__Task material__:
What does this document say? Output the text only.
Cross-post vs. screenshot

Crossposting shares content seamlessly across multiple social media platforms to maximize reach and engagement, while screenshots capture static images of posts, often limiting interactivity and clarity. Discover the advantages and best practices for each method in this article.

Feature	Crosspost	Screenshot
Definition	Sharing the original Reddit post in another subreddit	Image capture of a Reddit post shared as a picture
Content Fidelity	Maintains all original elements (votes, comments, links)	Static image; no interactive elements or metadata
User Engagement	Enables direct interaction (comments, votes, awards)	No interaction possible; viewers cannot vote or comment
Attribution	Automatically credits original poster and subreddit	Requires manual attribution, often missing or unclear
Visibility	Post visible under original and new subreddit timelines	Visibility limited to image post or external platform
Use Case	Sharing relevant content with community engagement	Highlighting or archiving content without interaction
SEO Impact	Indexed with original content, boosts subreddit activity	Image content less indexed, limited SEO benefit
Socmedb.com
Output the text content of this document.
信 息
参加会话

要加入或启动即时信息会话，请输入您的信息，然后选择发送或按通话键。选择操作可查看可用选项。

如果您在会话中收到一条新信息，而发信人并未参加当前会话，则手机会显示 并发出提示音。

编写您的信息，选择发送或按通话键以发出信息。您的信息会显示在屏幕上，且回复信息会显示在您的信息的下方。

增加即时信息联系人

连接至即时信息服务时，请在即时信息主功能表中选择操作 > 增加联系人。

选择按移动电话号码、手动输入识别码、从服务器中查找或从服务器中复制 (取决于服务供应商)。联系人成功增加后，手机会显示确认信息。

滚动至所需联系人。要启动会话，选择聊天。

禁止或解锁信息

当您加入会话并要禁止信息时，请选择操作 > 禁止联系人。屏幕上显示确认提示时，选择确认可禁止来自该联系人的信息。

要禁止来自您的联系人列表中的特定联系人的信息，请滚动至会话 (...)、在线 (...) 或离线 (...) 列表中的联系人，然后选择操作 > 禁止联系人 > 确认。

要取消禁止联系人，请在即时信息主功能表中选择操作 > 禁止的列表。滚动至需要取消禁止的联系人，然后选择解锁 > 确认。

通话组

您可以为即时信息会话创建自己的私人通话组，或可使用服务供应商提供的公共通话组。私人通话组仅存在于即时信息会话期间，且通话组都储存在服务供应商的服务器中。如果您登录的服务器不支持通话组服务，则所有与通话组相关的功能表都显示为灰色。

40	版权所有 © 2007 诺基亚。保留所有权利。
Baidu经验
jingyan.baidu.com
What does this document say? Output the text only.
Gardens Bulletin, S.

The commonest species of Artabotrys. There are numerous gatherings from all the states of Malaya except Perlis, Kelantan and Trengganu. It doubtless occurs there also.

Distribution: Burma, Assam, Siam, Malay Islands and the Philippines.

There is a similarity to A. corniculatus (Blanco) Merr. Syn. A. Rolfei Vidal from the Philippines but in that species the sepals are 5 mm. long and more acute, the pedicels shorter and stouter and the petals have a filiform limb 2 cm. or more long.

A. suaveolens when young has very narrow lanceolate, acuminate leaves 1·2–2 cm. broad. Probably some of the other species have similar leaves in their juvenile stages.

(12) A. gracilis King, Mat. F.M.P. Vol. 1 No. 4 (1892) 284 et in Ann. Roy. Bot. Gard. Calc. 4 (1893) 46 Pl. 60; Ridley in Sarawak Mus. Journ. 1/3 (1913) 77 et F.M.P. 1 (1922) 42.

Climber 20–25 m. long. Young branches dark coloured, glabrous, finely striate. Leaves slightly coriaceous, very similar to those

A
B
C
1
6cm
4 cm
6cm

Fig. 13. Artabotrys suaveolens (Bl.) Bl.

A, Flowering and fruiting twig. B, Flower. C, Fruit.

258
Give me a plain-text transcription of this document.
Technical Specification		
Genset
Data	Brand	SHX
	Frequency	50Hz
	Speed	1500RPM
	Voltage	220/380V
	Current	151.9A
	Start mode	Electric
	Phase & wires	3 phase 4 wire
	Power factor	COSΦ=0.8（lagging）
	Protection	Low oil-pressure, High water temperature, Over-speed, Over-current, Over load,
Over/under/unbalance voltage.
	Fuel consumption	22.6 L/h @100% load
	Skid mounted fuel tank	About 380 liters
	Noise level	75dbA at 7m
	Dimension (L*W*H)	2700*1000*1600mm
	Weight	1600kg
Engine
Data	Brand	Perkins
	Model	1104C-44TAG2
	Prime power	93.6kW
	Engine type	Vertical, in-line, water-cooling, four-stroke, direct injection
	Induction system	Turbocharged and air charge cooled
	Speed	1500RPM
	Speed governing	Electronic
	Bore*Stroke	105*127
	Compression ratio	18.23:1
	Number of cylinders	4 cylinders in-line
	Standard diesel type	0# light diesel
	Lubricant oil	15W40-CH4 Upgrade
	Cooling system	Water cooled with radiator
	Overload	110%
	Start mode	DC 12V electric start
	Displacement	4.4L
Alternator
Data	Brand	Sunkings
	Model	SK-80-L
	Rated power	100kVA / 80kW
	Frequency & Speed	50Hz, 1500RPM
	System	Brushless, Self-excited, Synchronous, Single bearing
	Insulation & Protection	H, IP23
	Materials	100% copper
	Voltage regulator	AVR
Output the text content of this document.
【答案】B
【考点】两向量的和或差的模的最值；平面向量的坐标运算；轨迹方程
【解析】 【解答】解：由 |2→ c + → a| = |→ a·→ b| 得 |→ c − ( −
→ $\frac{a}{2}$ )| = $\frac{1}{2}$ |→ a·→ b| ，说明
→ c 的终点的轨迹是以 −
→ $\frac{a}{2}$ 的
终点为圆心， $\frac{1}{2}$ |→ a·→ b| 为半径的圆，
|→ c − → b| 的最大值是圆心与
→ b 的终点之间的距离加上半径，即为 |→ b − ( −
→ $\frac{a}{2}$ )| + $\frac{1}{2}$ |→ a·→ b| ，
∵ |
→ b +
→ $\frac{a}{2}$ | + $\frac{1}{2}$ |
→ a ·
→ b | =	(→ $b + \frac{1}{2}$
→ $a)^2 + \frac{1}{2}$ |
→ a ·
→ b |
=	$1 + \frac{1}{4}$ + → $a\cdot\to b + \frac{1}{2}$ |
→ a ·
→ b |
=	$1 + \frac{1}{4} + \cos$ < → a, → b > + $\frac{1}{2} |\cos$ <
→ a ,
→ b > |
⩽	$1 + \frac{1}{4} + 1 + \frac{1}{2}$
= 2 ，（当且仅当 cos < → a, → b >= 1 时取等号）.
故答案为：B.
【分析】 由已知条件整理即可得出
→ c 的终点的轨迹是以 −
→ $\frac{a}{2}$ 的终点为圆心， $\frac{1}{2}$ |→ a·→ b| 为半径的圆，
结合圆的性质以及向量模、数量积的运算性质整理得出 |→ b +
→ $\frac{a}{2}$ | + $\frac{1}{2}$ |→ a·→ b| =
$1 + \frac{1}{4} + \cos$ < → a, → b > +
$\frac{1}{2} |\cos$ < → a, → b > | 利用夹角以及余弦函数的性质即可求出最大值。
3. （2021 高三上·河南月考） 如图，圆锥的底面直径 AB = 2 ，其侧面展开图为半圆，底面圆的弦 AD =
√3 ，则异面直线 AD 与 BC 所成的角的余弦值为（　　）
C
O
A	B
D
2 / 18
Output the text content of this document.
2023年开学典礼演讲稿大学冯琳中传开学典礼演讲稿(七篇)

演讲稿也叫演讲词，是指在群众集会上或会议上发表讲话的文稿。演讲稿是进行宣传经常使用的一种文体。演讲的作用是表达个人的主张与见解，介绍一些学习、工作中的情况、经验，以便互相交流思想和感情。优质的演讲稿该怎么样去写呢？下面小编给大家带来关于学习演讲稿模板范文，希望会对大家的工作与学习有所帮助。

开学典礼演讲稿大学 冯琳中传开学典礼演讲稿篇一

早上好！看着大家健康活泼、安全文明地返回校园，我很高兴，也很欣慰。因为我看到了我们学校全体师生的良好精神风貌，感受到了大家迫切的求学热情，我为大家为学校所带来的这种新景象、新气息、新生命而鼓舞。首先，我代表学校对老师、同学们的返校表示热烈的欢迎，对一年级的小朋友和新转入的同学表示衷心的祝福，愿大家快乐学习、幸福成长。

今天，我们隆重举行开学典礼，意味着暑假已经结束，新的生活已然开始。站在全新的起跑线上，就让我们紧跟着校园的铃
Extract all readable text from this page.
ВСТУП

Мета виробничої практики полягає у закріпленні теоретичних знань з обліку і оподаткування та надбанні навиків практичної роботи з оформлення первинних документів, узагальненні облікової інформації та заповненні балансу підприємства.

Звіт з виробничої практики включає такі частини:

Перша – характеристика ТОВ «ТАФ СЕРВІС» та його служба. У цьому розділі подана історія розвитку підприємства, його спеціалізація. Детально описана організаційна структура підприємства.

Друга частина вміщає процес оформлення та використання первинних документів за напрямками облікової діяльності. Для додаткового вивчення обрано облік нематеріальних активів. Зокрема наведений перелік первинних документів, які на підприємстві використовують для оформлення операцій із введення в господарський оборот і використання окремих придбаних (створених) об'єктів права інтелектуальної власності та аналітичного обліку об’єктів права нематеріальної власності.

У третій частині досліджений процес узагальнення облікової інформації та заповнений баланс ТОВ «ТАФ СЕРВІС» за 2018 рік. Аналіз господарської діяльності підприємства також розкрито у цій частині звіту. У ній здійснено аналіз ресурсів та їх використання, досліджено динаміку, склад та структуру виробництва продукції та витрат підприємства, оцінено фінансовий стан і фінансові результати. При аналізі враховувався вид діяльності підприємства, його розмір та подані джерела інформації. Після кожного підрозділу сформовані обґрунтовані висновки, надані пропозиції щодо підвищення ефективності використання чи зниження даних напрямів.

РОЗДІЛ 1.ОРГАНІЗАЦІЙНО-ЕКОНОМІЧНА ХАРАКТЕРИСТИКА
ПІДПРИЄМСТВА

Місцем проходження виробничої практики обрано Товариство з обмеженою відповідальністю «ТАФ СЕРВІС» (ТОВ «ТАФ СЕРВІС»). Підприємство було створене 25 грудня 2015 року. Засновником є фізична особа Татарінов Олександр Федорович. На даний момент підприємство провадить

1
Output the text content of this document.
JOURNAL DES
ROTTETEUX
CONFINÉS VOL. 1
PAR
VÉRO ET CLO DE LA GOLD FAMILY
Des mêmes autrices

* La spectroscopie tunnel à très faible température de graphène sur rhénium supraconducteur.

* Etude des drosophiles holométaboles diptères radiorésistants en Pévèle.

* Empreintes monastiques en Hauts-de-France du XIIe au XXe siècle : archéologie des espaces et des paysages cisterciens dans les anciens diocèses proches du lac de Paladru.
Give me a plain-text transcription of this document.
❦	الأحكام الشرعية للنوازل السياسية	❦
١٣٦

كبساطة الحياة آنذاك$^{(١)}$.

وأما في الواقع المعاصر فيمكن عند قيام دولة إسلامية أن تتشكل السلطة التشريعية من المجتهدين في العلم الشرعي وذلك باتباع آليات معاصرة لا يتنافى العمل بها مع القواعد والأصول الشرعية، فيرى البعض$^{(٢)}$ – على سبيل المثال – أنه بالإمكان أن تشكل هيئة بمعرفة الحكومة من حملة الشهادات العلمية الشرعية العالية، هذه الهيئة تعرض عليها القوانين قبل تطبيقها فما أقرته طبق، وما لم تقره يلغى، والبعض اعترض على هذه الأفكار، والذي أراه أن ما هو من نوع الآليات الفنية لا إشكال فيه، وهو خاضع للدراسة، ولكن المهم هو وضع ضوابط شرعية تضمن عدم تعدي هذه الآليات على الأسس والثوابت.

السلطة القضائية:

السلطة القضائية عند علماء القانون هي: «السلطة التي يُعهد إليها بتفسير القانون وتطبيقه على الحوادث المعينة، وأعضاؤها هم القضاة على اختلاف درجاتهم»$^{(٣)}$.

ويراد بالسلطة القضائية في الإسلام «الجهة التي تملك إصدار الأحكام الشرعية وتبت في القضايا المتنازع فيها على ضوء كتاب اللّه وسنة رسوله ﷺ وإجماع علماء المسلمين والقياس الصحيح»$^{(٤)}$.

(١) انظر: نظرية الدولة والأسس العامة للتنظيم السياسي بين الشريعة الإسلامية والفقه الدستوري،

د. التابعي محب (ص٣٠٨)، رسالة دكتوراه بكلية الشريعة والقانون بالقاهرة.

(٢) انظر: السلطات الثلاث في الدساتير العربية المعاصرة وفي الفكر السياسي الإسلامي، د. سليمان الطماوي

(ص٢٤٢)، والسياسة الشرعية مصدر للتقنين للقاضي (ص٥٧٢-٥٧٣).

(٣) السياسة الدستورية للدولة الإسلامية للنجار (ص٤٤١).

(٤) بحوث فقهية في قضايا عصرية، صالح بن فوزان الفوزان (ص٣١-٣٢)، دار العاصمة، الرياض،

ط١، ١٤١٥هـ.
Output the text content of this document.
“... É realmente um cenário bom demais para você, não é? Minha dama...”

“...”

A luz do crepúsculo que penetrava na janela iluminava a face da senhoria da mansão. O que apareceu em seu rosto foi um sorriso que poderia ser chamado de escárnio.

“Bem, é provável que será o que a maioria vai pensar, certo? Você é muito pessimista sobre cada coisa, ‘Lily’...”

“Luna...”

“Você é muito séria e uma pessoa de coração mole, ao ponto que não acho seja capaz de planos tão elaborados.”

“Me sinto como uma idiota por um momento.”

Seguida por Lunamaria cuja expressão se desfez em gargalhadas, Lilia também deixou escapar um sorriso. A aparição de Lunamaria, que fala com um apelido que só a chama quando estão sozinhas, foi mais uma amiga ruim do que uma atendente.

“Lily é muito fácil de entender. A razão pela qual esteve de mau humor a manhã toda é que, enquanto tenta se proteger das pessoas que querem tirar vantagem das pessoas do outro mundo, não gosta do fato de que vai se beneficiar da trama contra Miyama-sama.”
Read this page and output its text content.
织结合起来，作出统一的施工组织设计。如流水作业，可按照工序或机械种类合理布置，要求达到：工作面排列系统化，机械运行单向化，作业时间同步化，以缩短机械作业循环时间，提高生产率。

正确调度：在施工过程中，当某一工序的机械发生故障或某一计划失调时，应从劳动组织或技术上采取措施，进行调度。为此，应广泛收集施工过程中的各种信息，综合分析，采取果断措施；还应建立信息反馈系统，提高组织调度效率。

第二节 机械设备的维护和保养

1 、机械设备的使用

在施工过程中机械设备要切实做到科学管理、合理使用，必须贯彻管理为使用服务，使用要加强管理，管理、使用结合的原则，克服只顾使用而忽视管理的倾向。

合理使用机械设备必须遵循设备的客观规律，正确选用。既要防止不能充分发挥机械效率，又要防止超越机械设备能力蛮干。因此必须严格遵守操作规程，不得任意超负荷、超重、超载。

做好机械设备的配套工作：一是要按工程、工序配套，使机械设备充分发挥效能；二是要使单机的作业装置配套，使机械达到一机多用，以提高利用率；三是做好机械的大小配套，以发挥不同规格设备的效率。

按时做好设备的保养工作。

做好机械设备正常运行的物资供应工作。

__Task statement__:
Reproduce each line holding the word "direct".

__Task solution__:
User Engagement	Enables direct interaction (comments, votes, awards)	No interaction possible; viewers cannot vote or comment
	Engine type	Vertical, in-line, water-cooling, four-stroke, direct injection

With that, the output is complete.